Problem to solve: From the listing below, return each line that includes "JSON".
═══ Source material
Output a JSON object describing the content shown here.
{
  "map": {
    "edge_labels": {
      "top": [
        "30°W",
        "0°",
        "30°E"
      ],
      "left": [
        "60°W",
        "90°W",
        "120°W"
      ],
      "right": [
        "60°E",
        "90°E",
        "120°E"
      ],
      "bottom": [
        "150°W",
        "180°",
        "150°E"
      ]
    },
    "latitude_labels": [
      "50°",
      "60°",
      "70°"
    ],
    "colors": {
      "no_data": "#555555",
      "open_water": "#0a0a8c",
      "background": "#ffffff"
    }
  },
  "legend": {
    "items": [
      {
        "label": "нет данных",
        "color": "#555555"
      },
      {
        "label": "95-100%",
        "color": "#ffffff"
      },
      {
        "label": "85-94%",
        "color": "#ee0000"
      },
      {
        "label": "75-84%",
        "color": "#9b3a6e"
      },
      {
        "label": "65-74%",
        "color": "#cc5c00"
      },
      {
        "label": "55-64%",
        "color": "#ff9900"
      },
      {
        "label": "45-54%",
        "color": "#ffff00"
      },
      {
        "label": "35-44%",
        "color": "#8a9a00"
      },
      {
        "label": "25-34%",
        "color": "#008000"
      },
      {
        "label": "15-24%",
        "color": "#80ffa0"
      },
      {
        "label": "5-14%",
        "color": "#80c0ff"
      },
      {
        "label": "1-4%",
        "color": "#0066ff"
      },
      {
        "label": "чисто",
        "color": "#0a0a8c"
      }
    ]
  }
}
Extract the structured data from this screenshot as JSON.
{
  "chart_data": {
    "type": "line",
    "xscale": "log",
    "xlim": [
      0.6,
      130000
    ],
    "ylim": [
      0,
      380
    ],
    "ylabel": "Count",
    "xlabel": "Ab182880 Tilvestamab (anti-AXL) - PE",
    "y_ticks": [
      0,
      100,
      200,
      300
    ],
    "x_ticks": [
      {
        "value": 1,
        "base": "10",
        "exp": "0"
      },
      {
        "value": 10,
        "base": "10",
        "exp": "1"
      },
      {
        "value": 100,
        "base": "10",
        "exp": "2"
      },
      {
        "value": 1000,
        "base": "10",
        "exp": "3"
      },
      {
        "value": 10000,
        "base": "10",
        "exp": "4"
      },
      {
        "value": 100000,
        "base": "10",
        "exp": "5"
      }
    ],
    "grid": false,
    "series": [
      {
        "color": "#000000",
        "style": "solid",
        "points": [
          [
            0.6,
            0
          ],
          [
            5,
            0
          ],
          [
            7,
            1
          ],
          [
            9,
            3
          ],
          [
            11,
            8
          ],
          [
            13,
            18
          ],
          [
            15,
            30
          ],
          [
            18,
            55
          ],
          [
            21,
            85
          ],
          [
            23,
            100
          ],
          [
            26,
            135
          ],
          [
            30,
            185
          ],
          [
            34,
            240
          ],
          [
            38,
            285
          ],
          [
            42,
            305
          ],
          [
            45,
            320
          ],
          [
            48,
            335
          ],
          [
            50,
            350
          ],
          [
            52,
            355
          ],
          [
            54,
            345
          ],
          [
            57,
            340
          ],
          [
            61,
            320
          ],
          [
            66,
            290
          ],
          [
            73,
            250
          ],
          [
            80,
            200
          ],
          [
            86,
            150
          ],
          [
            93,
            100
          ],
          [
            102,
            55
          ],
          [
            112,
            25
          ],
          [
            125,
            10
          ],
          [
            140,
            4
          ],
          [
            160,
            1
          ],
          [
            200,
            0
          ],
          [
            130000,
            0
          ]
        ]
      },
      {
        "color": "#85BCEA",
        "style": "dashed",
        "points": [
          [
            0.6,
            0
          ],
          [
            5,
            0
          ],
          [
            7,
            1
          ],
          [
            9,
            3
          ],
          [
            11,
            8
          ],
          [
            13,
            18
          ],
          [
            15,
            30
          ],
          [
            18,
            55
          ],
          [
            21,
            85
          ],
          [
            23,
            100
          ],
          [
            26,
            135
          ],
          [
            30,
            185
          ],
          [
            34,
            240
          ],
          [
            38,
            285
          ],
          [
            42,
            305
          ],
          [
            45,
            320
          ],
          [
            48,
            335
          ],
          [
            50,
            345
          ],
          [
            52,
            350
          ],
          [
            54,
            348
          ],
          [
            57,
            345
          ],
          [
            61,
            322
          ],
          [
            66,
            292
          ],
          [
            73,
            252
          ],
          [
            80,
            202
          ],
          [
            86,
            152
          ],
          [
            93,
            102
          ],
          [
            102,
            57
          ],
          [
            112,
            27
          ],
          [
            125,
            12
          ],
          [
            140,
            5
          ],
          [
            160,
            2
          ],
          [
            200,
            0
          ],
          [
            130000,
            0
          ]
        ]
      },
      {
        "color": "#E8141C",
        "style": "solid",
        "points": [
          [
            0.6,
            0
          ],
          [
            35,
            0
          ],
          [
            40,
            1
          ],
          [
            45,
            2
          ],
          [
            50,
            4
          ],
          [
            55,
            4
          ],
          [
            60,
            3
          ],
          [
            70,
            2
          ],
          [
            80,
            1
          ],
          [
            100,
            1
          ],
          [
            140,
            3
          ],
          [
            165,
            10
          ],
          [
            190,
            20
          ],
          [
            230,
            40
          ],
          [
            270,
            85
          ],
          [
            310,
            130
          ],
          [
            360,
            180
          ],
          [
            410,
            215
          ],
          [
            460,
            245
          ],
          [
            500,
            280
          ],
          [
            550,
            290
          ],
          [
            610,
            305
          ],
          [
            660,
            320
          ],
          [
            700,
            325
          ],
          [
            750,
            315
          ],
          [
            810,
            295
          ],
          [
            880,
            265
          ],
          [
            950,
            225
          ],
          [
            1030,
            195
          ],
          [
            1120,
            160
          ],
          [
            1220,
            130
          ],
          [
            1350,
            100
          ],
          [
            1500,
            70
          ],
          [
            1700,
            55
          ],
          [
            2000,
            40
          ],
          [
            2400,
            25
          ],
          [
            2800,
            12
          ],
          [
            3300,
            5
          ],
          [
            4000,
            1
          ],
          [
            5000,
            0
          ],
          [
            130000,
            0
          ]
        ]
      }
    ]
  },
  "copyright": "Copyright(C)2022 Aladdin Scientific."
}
══════
Exercise response:
Output a JSON object describing the content shown here.
Extract the structured data from this screenshot as JSON.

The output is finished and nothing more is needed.